YOUR OBJECTIVE:
Return only the count of lines in which the word "xlabel" appears.

ENTRIES SHOWN:
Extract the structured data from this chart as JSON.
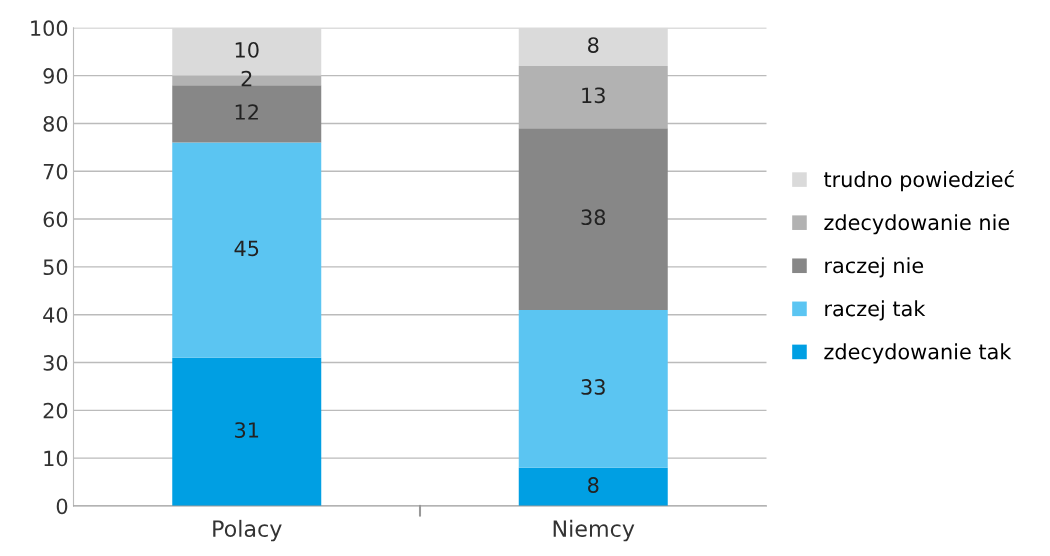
{
  "chart_data": {
    "type": "bar",
    "stacked": true,
    "categories": [
      "Polacy",
      "Niemcy"
    ],
    "series": [
      {
        "name": "zdecydowanie tak",
        "color": "#009fe3",
        "values": [
          31,
          8
        ]
      },
      {
        "name": "raczej tak",
        "color": "#5bc5f2",
        "values": [
          45,
          33
        ]
      },
      {
        "name": "raczej nie",
        "color": "#878787",
        "values": [
          12,
          38
        ]
      },
      {
        "name": "zdecydowanie nie",
        "color": "#b2b2b2",
        "values": [
          2,
          13
        ]
      },
      {
        "name": "trudno powiedzieć",
        "color": "#dadada",
        "values": [
          10,
          8
        ]
      }
    ],
    "ylim": [
      0,
      100
    ],
    "yticks": [
      0,
      10,
      20,
      30,
      40,
      50,
      60,
      70,
      80,
      90,
      100
    ],
    "grid": "y",
    "legend": "right",
    "data_labels": true
  }
}
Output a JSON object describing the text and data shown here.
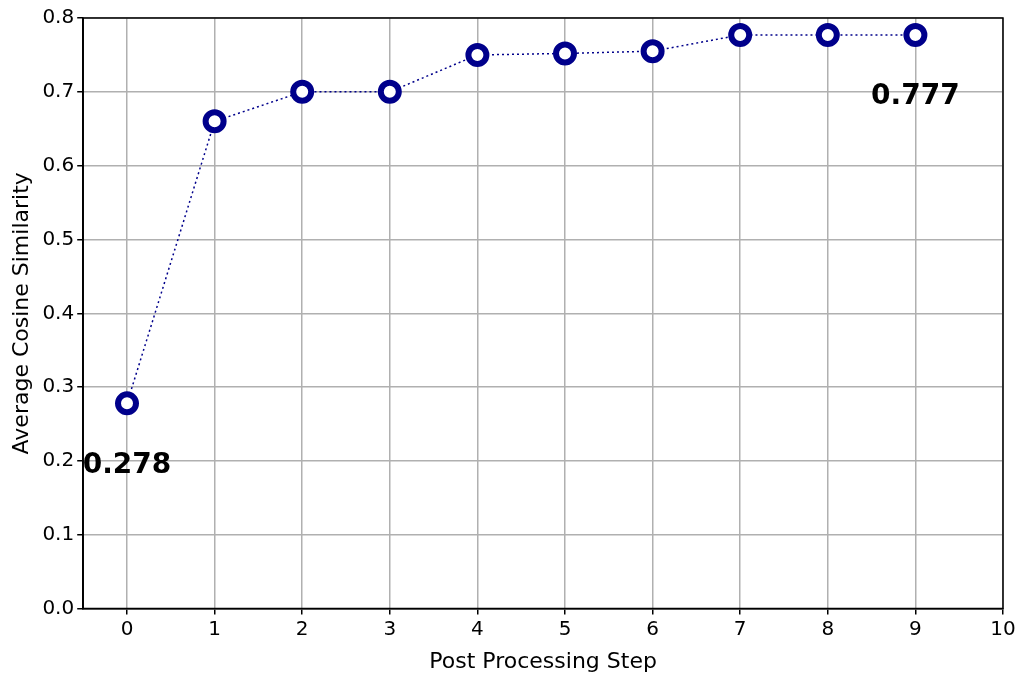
{
  "chart_data": {
    "type": "line",
    "xlabel": "Post Processing Step",
    "ylabel": "Average Cosine Similarity",
    "x": [
      0,
      1,
      2,
      3,
      4,
      5,
      6,
      7,
      8,
      9
    ],
    "series": [
      {
        "color": "#00008b",
        "values": [
          0.278,
          0.66,
          0.7,
          0.7,
          0.75,
          0.752,
          0.755,
          0.777,
          0.777,
          0.777
        ]
      }
    ],
    "xlim": [
      -0.5,
      10
    ],
    "xticks": [
      0,
      1,
      2,
      3,
      4,
      5,
      6,
      7,
      8,
      9,
      10
    ],
    "ylim": [
      0,
      0.8
    ],
    "yticks": [
      {
        "value": 0,
        "label": "0.0"
      },
      0.1,
      0.2,
      0.3,
      0.4,
      0.5,
      0.6,
      0.7,
      0.8
    ],
    "grid": true,
    "marker": "circle",
    "line_style": "dotted",
    "legend": false,
    "annotations": [
      {
        "text": "0.278",
        "x": 0,
        "y": 0.278
      },
      {
        "text": "0.777",
        "x": 9,
        "y": 0.777
      }
    ]
  }
}
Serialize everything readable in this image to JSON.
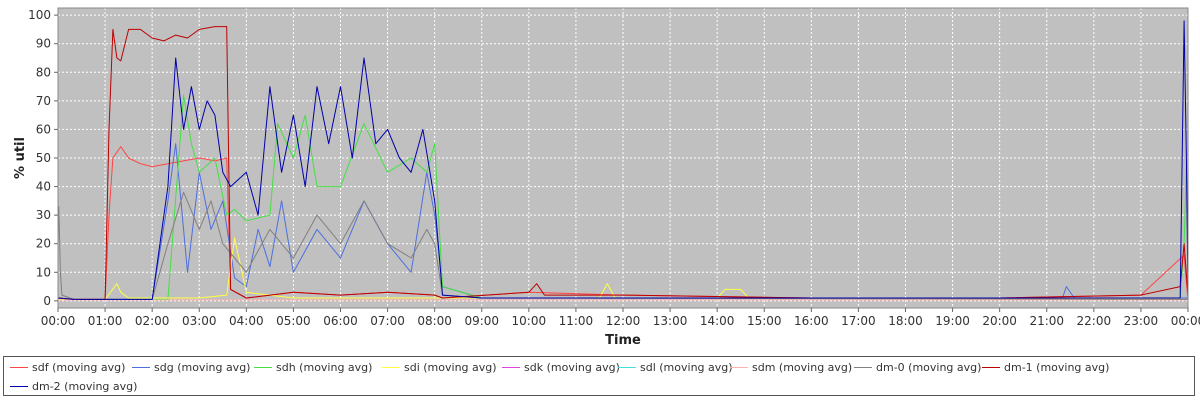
{
  "chart_data": {
    "type": "line",
    "title": "",
    "xlabel": "Time",
    "ylabel": "% util",
    "ylim": [
      0,
      100
    ],
    "xlim": [
      "00:00",
      "24:00"
    ],
    "grid": true,
    "legend_position": "bottom",
    "x_ticks": [
      "00:00",
      "01:00",
      "02:00",
      "03:00",
      "04:00",
      "05:00",
      "06:00",
      "07:00",
      "08:00",
      "09:00",
      "10:00",
      "11:00",
      "12:00",
      "13:00",
      "14:00",
      "15:00",
      "16:00",
      "17:00",
      "18:00",
      "19:00",
      "20:00",
      "21:00",
      "22:00",
      "23:00",
      "00:00"
    ],
    "y_ticks": [
      "0",
      "10",
      "20",
      "30",
      "40",
      "50",
      "60",
      "70",
      "80",
      "90",
      "100"
    ],
    "background_color": "#c0c0c0",
    "series": [
      {
        "name": "sdf (moving avg)",
        "color": "#ff4444",
        "x": [
          "00:00",
          "00:20",
          "01:00",
          "01:05",
          "01:10",
          "01:20",
          "01:30",
          "01:45",
          "02:00",
          "02:20",
          "02:40",
          "03:00",
          "03:20",
          "03:35",
          "03:40",
          "04:00",
          "05:00",
          "06:00",
          "07:00",
          "08:00",
          "08:10",
          "10:00",
          "12:00",
          "16:00",
          "20:00",
          "23:00",
          "23:55",
          "24:00"
        ],
        "y": [
          1,
          0.5,
          0.5,
          30,
          50,
          54,
          50,
          48,
          47,
          48,
          49,
          50,
          49,
          50,
          4,
          1,
          3,
          2,
          3,
          2,
          1,
          3,
          2,
          1,
          1,
          2,
          16,
          0
        ]
      },
      {
        "name": "sdg (moving avg)",
        "color": "#4d6fe0",
        "x": [
          "00:00",
          "00:20",
          "02:00",
          "02:20",
          "02:30",
          "02:45",
          "03:00",
          "03:15",
          "03:30",
          "03:45",
          "04:00",
          "04:15",
          "04:30",
          "04:45",
          "05:00",
          "05:30",
          "06:00",
          "06:30",
          "07:00",
          "07:30",
          "07:50",
          "08:00",
          "08:10",
          "09:00",
          "14:00",
          "21:20",
          "21:25",
          "21:35",
          "24:00"
        ],
        "y": [
          1,
          0.5,
          0.5,
          35,
          55,
          10,
          45,
          25,
          35,
          8,
          5,
          25,
          12,
          35,
          10,
          25,
          15,
          35,
          20,
          10,
          45,
          30,
          5,
          1,
          1,
          1,
          5,
          1,
          1
        ]
      },
      {
        "name": "sdh (moving avg)",
        "color": "#44e044",
        "x": [
          "00:00",
          "02:20",
          "02:40",
          "02:50",
          "03:00",
          "03:20",
          "03:35",
          "03:45",
          "04:00",
          "04:30",
          "04:40",
          "05:00",
          "05:15",
          "05:30",
          "06:00",
          "06:30",
          "07:00",
          "07:30",
          "07:50",
          "08:00",
          "08:10",
          "09:00",
          "23:50",
          "23:55",
          "23:58",
          "24:00"
        ],
        "y": [
          0.5,
          0.5,
          72,
          55,
          45,
          50,
          30,
          32,
          28,
          30,
          62,
          50,
          65,
          40,
          40,
          62,
          45,
          50,
          45,
          55,
          5,
          1,
          1,
          20,
          47,
          30
        ]
      },
      {
        "name": "sdi (moving avg)",
        "color": "#ffff44",
        "x": [
          "00:00",
          "01:00",
          "01:15",
          "01:20",
          "01:30",
          "02:00",
          "03:00",
          "03:35",
          "03:45",
          "04:00",
          "05:00",
          "11:30",
          "11:40",
          "11:50",
          "14:00",
          "14:10",
          "14:30",
          "14:40",
          "24:00"
        ],
        "y": [
          0.5,
          0.5,
          6,
          3,
          1,
          1,
          1,
          2,
          22,
          3,
          1,
          1,
          6,
          1,
          1,
          4,
          4,
          1,
          0.5
        ]
      },
      {
        "name": "sdk (moving avg)",
        "color": "#e044e0",
        "x": [
          "00:00",
          "24:00"
        ],
        "y": [
          0.3,
          0.3
        ]
      },
      {
        "name": "sdl (moving avg)",
        "color": "#44e0e0",
        "x": [
          "00:00",
          "24:00"
        ],
        "y": [
          0.3,
          0.3
        ]
      },
      {
        "name": "sdm (moving avg)",
        "color": "#ffb0b0",
        "x": [
          "00:00",
          "24:00"
        ],
        "y": [
          0.3,
          0.3
        ]
      },
      {
        "name": "dm-0 (moving avg)",
        "color": "#808080",
        "x": [
          "00:00",
          "00:01",
          "00:03",
          "00:05",
          "00:20",
          "02:00",
          "02:20",
          "02:40",
          "03:00",
          "03:15",
          "03:30",
          "03:45",
          "04:00",
          "04:30",
          "05:00",
          "05:30",
          "06:00",
          "06:30",
          "07:00",
          "07:30",
          "07:50",
          "08:00",
          "08:10",
          "09:00",
          "24:00"
        ],
        "y": [
          20,
          33,
          10,
          2,
          0.5,
          0.5,
          20,
          38,
          25,
          35,
          20,
          15,
          10,
          25,
          15,
          30,
          20,
          35,
          20,
          15,
          25,
          20,
          2,
          1,
          0.5
        ]
      },
      {
        "name": "dm-1 (moving avg)",
        "color": "#bb0000",
        "x": [
          "00:00",
          "00:20",
          "01:00",
          "01:05",
          "01:10",
          "01:15",
          "01:20",
          "01:30",
          "01:45",
          "02:00",
          "02:15",
          "02:30",
          "02:45",
          "03:00",
          "03:20",
          "03:35",
          "03:40",
          "04:00",
          "05:00",
          "06:00",
          "07:00",
          "08:00",
          "08:10",
          "10:00",
          "10:10",
          "10:20",
          "12:00",
          "16:00",
          "20:00",
          "23:00",
          "23:50",
          "23:55",
          "24:00"
        ],
        "y": [
          1,
          0.5,
          0.5,
          60,
          95,
          85,
          84,
          95,
          95,
          92,
          91,
          93,
          92,
          95,
          96,
          96,
          4,
          1,
          3,
          2,
          3,
          2,
          1,
          3,
          6,
          2,
          2,
          1,
          1,
          2,
          5,
          20,
          2
        ]
      },
      {
        "name": "dm-2 (moving avg)",
        "color": "#0000aa",
        "x": [
          "00:00",
          "00:20",
          "02:00",
          "02:20",
          "02:30",
          "02:40",
          "02:50",
          "03:00",
          "03:10",
          "03:20",
          "03:30",
          "03:40",
          "04:00",
          "04:15",
          "04:30",
          "04:45",
          "05:00",
          "05:15",
          "05:30",
          "05:45",
          "06:00",
          "06:15",
          "06:30",
          "06:45",
          "07:00",
          "07:15",
          "07:30",
          "07:45",
          "08:00",
          "08:10",
          "09:00",
          "23:50",
          "23:55",
          "23:58",
          "24:00"
        ],
        "y": [
          1,
          0.5,
          0.5,
          40,
          85,
          60,
          75,
          60,
          70,
          65,
          45,
          40,
          45,
          30,
          75,
          45,
          65,
          40,
          75,
          55,
          75,
          50,
          85,
          55,
          60,
          50,
          45,
          60,
          35,
          2,
          1,
          1,
          98,
          50,
          2
        ]
      }
    ]
  }
}
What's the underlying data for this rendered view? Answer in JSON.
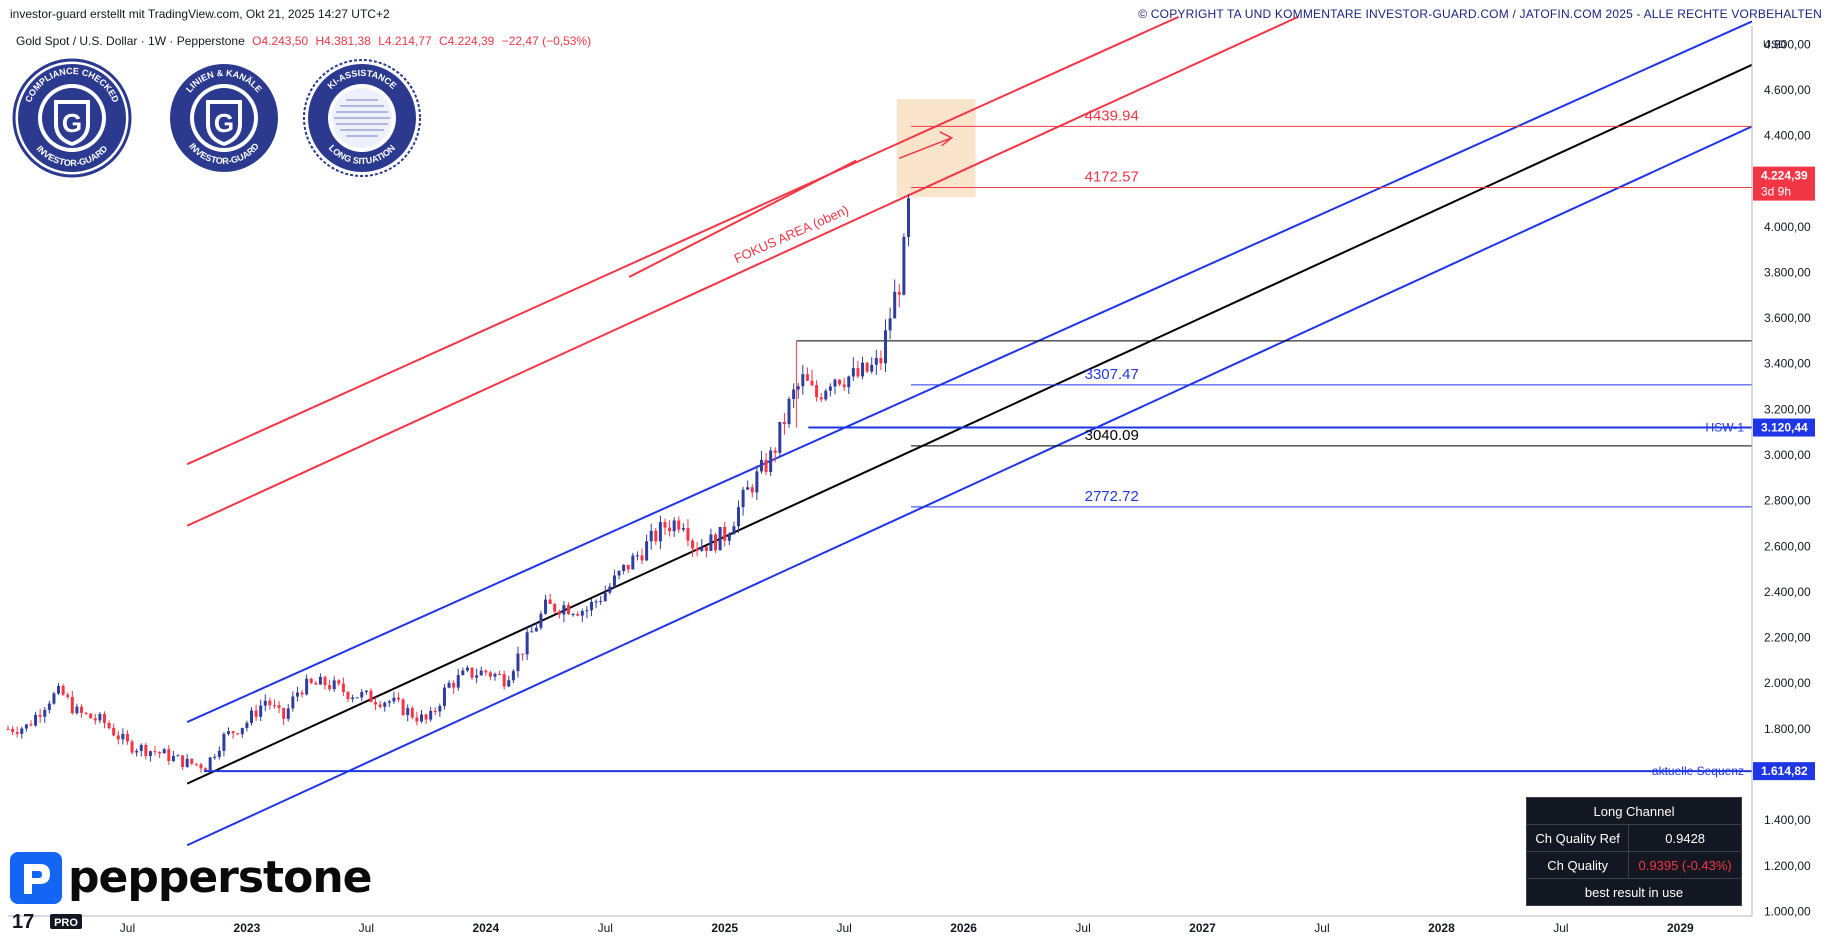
{
  "header": {
    "author_line": "investor-guard erstellt mit TradingView.com, Okt 21, 2025 14:27 UTC+2",
    "copyright": "© COPYRIGHT TA UND KOMMENTARE INVESTOR-GUARD.COM / JATOFIN.COM 2025 - ALLE RECHTE VORBEHALTEN"
  },
  "legend": {
    "symbol": "Gold Spot / U.S. Dollar · 1W · Pepperstone",
    "open": "O4.243,50",
    "high": "H4.381,38",
    "low": "L4.214,77",
    "close": "C4.224,39",
    "change": "−22,47 (−0,53%)"
  },
  "badges": [
    {
      "top": "COMPLIANCE CHECKED",
      "bottom": "INVESTOR-GUARD"
    },
    {
      "top": "LINIEN & KANÄLE",
      "bottom": "INVESTOR-GUARD"
    },
    {
      "top": "KI-ASSISTANCE",
      "bottom": "LONG SITUATION"
    }
  ],
  "logo": {
    "word": "pepperstone",
    "tv": "17",
    "tv_pro": "PRO"
  },
  "quality_table": {
    "title": "Long Channel",
    "rows": [
      {
        "label": "Ch Quality Ref",
        "value": "0.9428"
      },
      {
        "label": "Ch Quality",
        "value": "0.9395 (-0.43%)"
      }
    ],
    "footer": "best result in use"
  },
  "colors": {
    "up": "#2f3e9e",
    "down": "#f23645",
    "red_line": "#f23645",
    "blue_line": "#1e36e6",
    "mid_line": "#000000",
    "focus": "#f8c99a"
  },
  "chart_data": {
    "type": "candlestick",
    "title": "Gold Spot / U.S. Dollar · 1W · Pepperstone",
    "currency_label": "USD",
    "y_ticks": [
      "1.000,00",
      "1.200,00",
      "1.400,00",
      "1.600,00",
      "1.800,00",
      "2.000,00",
      "2.200,00",
      "2.400,00",
      "2.600,00",
      "2.800,00",
      "3.000,00",
      "3.200,00",
      "3.400,00",
      "3.600,00",
      "3.800,00",
      "4.000,00",
      "4.200,00",
      "4.400,00",
      "4.600,00",
      "4.800,00"
    ],
    "y_tick_values": [
      1000,
      1200,
      1400,
      1600,
      1800,
      2000,
      2200,
      2400,
      2600,
      2800,
      3000,
      3200,
      3400,
      3600,
      3800,
      4000,
      4200,
      4400,
      4600,
      4800
    ],
    "ylim": [
      980,
      4880
    ],
    "x_ticks": [
      {
        "label": "Jul",
        "t": 2022.5
      },
      {
        "label": "2023",
        "t": 2023.0
      },
      {
        "label": "Jul",
        "t": 2023.5
      },
      {
        "label": "2024",
        "t": 2024.0
      },
      {
        "label": "Jul",
        "t": 2024.5
      },
      {
        "label": "2025",
        "t": 2025.0
      },
      {
        "label": "Jul",
        "t": 2025.5
      },
      {
        "label": "2026",
        "t": 2026.0
      },
      {
        "label": "Jul",
        "t": 2026.5
      },
      {
        "label": "2027",
        "t": 2027.0
      },
      {
        "label": "Jul",
        "t": 2027.5
      },
      {
        "label": "2028",
        "t": 2028.0
      },
      {
        "label": "Jul",
        "t": 2028.5
      },
      {
        "label": "2029",
        "t": 2029.0
      }
    ],
    "xlim": [
      2022.0,
      2029.3
    ],
    "price_path": [
      [
        2022.0,
        1800
      ],
      [
        2022.08,
        1810
      ],
      [
        2022.17,
        1930
      ],
      [
        2022.22,
        1960
      ],
      [
        2022.29,
        1870
      ],
      [
        2022.4,
        1830
      ],
      [
        2022.5,
        1730
      ],
      [
        2022.62,
        1700
      ],
      [
        2022.75,
        1650
      ],
      [
        2022.83,
        1640
      ],
      [
        2022.9,
        1760
      ],
      [
        2023.0,
        1830
      ],
      [
        2023.08,
        1930
      ],
      [
        2023.15,
        1840
      ],
      [
        2023.22,
        1980
      ],
      [
        2023.33,
        2000
      ],
      [
        2023.42,
        1960
      ],
      [
        2023.5,
        1940
      ],
      [
        2023.6,
        1920
      ],
      [
        2023.7,
        1860
      ],
      [
        2023.76,
        1830
      ],
      [
        2023.84,
        1990
      ],
      [
        2023.92,
        2040
      ],
      [
        2024.0,
        2050
      ],
      [
        2024.08,
        2020
      ],
      [
        2024.17,
        2180
      ],
      [
        2024.25,
        2330
      ],
      [
        2024.33,
        2340
      ],
      [
        2024.42,
        2320
      ],
      [
        2024.5,
        2400
      ],
      [
        2024.58,
        2500
      ],
      [
        2024.67,
        2600
      ],
      [
        2024.75,
        2690
      ],
      [
        2024.83,
        2720
      ],
      [
        2024.87,
        2600
      ],
      [
        2024.95,
        2620
      ],
      [
        2025.0,
        2650
      ],
      [
        2025.1,
        2850
      ],
      [
        2025.2,
        3000
      ],
      [
        2025.28,
        3250
      ],
      [
        2025.33,
        3330
      ],
      [
        2025.38,
        3250
      ],
      [
        2025.45,
        3350
      ],
      [
        2025.55,
        3340
      ],
      [
        2025.65,
        3400
      ],
      [
        2025.7,
        3650
      ],
      [
        2025.73,
        3750
      ],
      [
        2025.76,
        3960
      ],
      [
        2025.78,
        4230
      ]
    ],
    "series": [
      {
        "name": "HSW-1",
        "value": 3120.44,
        "label": "3.120,44"
      },
      {
        "name": "aktuelle Sequenz",
        "value": 1614.82,
        "label": "1.614,82"
      },
      {
        "name": "last",
        "value": 4224.39,
        "label": "4.224,39",
        "sub": "3d 9h"
      }
    ],
    "levels": [
      {
        "value": 4439.94,
        "label": "4439.94",
        "color": "red"
      },
      {
        "value": 4172.57,
        "label": "4172.57",
        "color": "red"
      },
      {
        "value": 3307.47,
        "label": "3307.47",
        "color": "blue"
      },
      {
        "value": 3040.09,
        "label": "3040.09",
        "color": "black"
      },
      {
        "value": 2772.72,
        "label": "2772.72",
        "color": "blue"
      },
      {
        "value": 3500,
        "label": "",
        "color": "black"
      }
    ],
    "channels": [
      {
        "color": "red",
        "from": [
          2022.75,
          2960
        ],
        "to": [
          2026.9,
          4920
        ]
      },
      {
        "color": "red",
        "from": [
          2022.75,
          2690
        ],
        "to": [
          2027.4,
          4920
        ]
      },
      {
        "color": "blue",
        "from": [
          2022.75,
          1830
        ],
        "to": [
          2029.3,
          4900
        ]
      },
      {
        "color": "black",
        "from": [
          2022.75,
          1560
        ],
        "to": [
          2029.3,
          4710
        ]
      },
      {
        "color": "blue",
        "from": [
          2022.75,
          1290
        ],
        "to": [
          2029.3,
          4440
        ]
      }
    ],
    "annotation": "FOKUS AREA (oben)"
  }
}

TASK SOLUTION:
2